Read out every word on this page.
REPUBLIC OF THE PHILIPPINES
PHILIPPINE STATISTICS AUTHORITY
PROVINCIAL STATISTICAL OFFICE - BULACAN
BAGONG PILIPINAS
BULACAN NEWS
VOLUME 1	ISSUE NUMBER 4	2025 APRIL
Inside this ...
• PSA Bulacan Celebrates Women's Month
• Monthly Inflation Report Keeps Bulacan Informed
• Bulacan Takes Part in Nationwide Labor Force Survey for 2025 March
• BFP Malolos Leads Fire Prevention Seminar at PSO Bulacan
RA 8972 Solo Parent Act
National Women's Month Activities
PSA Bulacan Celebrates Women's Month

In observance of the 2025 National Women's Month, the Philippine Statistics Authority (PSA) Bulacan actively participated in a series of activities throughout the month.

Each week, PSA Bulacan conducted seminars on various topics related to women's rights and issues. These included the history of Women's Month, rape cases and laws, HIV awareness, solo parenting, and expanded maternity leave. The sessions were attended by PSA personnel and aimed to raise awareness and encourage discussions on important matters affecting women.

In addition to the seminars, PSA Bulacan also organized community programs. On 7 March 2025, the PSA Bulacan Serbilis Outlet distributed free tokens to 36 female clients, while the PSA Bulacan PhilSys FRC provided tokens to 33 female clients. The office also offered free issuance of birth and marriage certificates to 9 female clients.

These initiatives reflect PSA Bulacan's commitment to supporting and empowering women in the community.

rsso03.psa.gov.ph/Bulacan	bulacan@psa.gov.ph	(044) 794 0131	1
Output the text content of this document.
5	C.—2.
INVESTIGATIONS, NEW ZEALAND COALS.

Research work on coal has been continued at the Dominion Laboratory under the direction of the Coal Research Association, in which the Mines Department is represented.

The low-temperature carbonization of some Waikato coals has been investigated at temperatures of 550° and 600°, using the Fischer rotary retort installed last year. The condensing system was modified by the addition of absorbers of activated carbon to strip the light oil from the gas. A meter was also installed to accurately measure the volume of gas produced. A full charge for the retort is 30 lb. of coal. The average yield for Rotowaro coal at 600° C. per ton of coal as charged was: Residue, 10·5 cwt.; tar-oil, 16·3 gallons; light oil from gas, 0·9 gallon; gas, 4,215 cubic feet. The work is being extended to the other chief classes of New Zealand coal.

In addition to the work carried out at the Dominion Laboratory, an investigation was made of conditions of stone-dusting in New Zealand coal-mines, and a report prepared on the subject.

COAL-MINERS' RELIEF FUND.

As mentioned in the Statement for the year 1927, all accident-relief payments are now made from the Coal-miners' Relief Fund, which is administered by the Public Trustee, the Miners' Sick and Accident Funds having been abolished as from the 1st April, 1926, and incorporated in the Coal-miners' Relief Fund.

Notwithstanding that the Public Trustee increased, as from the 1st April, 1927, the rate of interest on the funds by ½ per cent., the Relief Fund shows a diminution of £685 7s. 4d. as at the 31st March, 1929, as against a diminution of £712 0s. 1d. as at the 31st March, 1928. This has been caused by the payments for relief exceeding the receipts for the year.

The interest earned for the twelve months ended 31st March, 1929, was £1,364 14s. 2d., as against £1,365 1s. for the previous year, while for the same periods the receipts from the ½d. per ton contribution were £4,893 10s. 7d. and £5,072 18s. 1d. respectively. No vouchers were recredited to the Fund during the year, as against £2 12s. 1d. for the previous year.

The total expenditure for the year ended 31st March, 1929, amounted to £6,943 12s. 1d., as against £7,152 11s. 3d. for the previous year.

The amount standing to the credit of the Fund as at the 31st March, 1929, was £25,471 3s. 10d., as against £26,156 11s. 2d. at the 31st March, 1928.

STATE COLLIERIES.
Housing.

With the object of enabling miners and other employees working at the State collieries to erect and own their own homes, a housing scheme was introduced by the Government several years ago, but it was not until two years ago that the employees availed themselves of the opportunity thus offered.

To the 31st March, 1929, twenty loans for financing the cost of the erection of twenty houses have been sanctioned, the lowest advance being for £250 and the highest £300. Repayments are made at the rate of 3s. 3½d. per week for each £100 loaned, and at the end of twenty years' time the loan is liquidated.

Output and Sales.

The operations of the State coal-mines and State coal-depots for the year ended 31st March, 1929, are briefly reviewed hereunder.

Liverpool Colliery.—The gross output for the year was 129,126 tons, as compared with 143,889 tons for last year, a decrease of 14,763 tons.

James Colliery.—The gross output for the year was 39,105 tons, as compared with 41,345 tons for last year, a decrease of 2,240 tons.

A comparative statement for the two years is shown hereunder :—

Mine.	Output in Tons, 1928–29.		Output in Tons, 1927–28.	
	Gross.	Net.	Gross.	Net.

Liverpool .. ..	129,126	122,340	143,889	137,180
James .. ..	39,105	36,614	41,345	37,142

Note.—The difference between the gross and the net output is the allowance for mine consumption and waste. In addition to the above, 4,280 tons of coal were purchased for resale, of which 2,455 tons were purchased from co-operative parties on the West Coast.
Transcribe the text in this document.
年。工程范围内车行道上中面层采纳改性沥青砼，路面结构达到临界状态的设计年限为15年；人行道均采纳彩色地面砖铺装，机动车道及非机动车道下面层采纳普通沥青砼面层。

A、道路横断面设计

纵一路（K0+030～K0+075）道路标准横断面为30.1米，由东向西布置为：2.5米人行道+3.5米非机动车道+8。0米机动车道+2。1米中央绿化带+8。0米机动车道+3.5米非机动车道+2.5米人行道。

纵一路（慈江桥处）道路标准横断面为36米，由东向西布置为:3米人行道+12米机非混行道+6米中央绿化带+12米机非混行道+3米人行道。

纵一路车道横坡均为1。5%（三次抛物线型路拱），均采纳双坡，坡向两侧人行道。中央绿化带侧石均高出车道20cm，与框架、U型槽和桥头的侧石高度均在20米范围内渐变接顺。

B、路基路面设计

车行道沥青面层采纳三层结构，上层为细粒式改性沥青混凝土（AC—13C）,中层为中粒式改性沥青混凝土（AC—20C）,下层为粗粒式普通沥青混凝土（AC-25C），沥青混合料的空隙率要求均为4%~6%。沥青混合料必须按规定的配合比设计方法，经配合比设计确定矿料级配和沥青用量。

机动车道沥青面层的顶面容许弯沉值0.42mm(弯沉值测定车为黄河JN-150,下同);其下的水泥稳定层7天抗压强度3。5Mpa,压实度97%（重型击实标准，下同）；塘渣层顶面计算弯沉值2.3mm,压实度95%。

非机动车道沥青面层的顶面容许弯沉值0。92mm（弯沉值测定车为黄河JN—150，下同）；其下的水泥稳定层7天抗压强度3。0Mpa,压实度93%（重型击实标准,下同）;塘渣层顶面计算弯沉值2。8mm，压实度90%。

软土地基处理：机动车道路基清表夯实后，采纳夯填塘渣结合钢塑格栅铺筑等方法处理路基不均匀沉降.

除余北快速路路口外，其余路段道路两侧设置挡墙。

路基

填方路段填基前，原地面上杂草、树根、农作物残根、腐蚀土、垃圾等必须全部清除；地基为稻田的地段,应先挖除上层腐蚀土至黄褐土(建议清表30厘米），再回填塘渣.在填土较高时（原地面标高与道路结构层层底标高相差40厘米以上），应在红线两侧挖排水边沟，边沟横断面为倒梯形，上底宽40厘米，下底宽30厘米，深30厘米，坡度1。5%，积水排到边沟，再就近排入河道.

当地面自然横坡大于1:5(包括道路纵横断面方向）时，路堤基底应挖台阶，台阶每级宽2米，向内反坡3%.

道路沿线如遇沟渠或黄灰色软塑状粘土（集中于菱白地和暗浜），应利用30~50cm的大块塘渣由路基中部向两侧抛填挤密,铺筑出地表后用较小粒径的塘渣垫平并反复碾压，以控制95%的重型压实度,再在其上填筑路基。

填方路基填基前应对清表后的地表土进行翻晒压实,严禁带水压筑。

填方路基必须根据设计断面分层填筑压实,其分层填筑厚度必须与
□ □ □
→ **Task objective**
Extract each line of the material exactly as it stands.

→ **Result of the task**
Read out every word on this page.
REPUBLIC OF THE PHILIPPINES
PHILIPPINE STATISTICS AUTHORITY
PROVINCIAL STATISTICAL OFFICE - BULACAN
BAGONG PILIPINAS
BULACAN NEWS
VOLUME 1	ISSUE NUMBER 4	2025 APRIL
Inside this ...
• PSA Bulacan Celebrates Women's Month
• Monthly Inflation Report Keeps Bulacan Informed
• Bulacan Takes Part in Nationwide Labor Force Survey for 2025 March
• BFP Malolos Leads Fire Prevention Seminar at PSO Bulacan
RA 8972 Solo Parent Act
National Women's Month Activities
PSA Bulacan Celebrates Women's Month

In observance of the 2025 National Women's Month, the Philippine Statistics Authority (PSA) Bulacan actively participated in a series of activities throughout the month.

Each week, PSA Bulacan conducted seminars on various topics related to women's rights and issues. These included the history of Women's Month, rape cases and laws, HIV awareness, solo parenting, and expanded maternity leave. The sessions were attended by PSA personnel and aimed to raise awareness and encourage discussions on important matters affecting women.

In addition to the seminars, PSA Bulacan also organized community programs. On 7 March 2025, the PSA Bulacan Serbilis Outlet distributed free tokens to 36 female clients, while the PSA Bulacan PhilSys FRC provided tokens to 33 female clients. The office also offered free issuance of birth and marriage certificates to 9 female clients.

These initiatives reflect PSA Bulacan's commitment to supporting and empowering women in the community.

rsso03.psa.gov.ph/Bulacan	bulacan@psa.gov.ph	(044) 794 0131	1
Output the text content of this document.
5	C.—2.
INVESTIGATIONS, NEW ZEALAND COALS.

Research work on coal has been continued at the Dominion Laboratory under the direction of the Coal Research Association, in which the Mines Department is represented.

The low-temperature carbonization of some Waikato coals has been investigated at temperatures of 550° and 600°, using the Fischer rotary retort installed last year. The condensing system was modified by the addition of absorbers of activated carbon to strip the light oil from the gas. A meter was also installed to accurately measure the volume of gas produced. A full charge for the retort is 30 lb. of coal. The average yield for Rotowaro coal at 600° C. per ton of coal as charged was: Residue, 10·5 cwt.; tar-oil, 16·3 gallons; light oil from gas, 0·9 gallon; gas, 4,215 cubic feet. The work is being extended to the other chief classes of New Zealand coal.

In addition to the work carried out at the Dominion Laboratory, an investigation was made of conditions of stone-dusting in New Zealand coal-mines, and a report prepared on the subject.

COAL-MINERS' RELIEF FUND.

As mentioned in the Statement for the year 1927, all accident-relief payments are now made from the Coal-miners' Relief Fund, which is administered by the Public Trustee, the Miners' Sick and Accident Funds having been abolished as from the 1st April, 1926, and incorporated in the Coal-miners' Relief Fund.

Notwithstanding that the Public Trustee increased, as from the 1st April, 1927, the rate of interest on the funds by ½ per cent., the Relief Fund shows a diminution of £685 7s. 4d. as at the 31st March, 1929, as against a diminution of £712 0s. 1d. as at the 31st March, 1928. This has been caused by the payments for relief exceeding the receipts for the year.

The interest earned for the twelve months ended 31st March, 1929, was £1,364 14s. 2d., as against £1,365 1s. for the previous year, while for the same periods the receipts from the ½d. per ton contribution were £4,893 10s. 7d. and £5,072 18s. 1d. respectively. No vouchers were recredited to the Fund during the year, as against £2 12s. 1d. for the previous year.

The total expenditure for the year ended 31st March, 1929, amounted to £6,943 12s. 1d., as against £7,152 11s. 3d. for the previous year.

The amount standing to the credit of the Fund as at the 31st March, 1929, was £25,471 3s. 10d., as against £26,156 11s. 2d. at the 31st March, 1928.

STATE COLLIERIES.
Housing.

With the object of enabling miners and other employees working at the State collieries to erect and own their own homes, a housing scheme was introduced by the Government several years ago, but it was not until two years ago that the employees availed themselves of the opportunity thus offered.

To the 31st March, 1929, twenty loans for financing the cost of the erection of twenty houses have been sanctioned, the lowest advance being for £250 and the highest £300. Repayments are made at the rate of 3s. 3½d. per week for each £100 loaned, and at the end of twenty years' time the loan is liquidated.

Output and Sales.

The operations of the State coal-mines and State coal-depots for the year ended 31st March, 1929, are briefly reviewed hereunder.

Liverpool Colliery.—The gross output for the year was 129,126 tons, as compared with 143,889 tons for last year, a decrease of 14,763 tons.

James Colliery.—The gross output for the year was 39,105 tons, as compared with 41,345 tons for last year, a decrease of 2,240 tons.

A comparative statement for the two years is shown hereunder :—

Mine.	Output in Tons, 1928–29.		Output in Tons, 1927–28.	
	Gross.	Net.	Gross.	Net.

Liverpool .. ..	129,126	122,340	143,889	137,180
James .. ..	39,105	36,614	41,345	37,142

Note.—The difference between the gross and the net output is the allowance for mine consumption and waste. In addition to the above, 4,280 tons of coal were purchased for resale, of which 2,455 tons were purchased from co-operative parties on the West Coast.
Transcribe the text in this document.
年。工程范围内车行道上中面层采纳改性沥青砼，路面结构达到临界状态的设计年限为15年；人行道均采纳彩色地面砖铺装，机动车道及非机动车道下面层采纳普通沥青砼面层。

A、道路横断面设计

纵一路（K0+030～K0+075）道路标准横断面为30.1米，由东向西布置为：2.5米人行道+3.5米非机动车道+8。0米机动车道+2。1米中央绿化带+8。0米机动车道+3.5米非机动车道+2.5米人行道。

纵一路（慈江桥处）道路标准横断面为36米，由东向西布置为:3米人行道+12米机非混行道+6米中央绿化带+12米机非混行道+3米人行道。

纵一路车道横坡均为1。5%（三次抛物线型路拱），均采纳双坡，坡向两侧人行道。中央绿化带侧石均高出车道20cm，与框架、U型槽和桥头的侧石高度均在20米范围内渐变接顺。

B、路基路面设计

车行道沥青面层采纳三层结构，上层为细粒式改性沥青混凝土（AC—13C）,中层为中粒式改性沥青混凝土（AC—20C）,下层为粗粒式普通沥青混凝土（AC-25C），沥青混合料的空隙率要求均为4%~6%。沥青混合料必须按规定的配合比设计方法，经配合比设计确定矿料级配和沥青用量。

机动车道沥青面层的顶面容许弯沉值0.42mm(弯沉值测定车为黄河JN-150,下同);其下的水泥稳定层7天抗压强度3。5Mpa,压实度97%（重型击实标准，下同）；塘渣层顶面计算弯沉值2.3mm,压实度95%。

非机动车道沥青面层的顶面容许弯沉值0。92mm（弯沉值测定车为黄河JN—150，下同）；其下的水泥稳定层7天抗压强度3。0Mpa,压实度93%（重型击实标准,下同）;塘渣层顶面计算弯沉值2。8mm，压实度90%。

软土地基处理：机动车道路基清表夯实后，采纳夯填塘渣结合钢塑格栅铺筑等方法处理路基不均匀沉降.

除余北快速路路口外，其余路段道路两侧设置挡墙。

路基

填方路段填基前，原地面上杂草、树根、农作物残根、腐蚀土、垃圾等必须全部清除；地基为稻田的地段,应先挖除上层腐蚀土至黄褐土(建议清表30厘米），再回填塘渣.在填土较高时（原地面标高与道路结构层层底标高相差40厘米以上），应在红线两侧挖排水边沟，边沟横断面为倒梯形，上底宽40厘米，下底宽30厘米，深30厘米，坡度1。5%，积水排到边沟，再就近排入河道.

当地面自然横坡大于1:5(包括道路纵横断面方向）时，路堤基底应挖台阶，台阶每级宽2米，向内反坡3%.

道路沿线如遇沟渠或黄灰色软塑状粘土（集中于菱白地和暗浜），应利用30~50cm的大块塘渣由路基中部向两侧抛填挤密,铺筑出地表后用较小粒径的塘渣垫平并反复碾压，以控制95%的重型压实度,再在其上填筑路基。

填方路基填基前应对清表后的地表土进行翻晒压实,严禁带水压筑。

填方路基必须根据设计断面分层填筑压实,其分层填筑厚度必须与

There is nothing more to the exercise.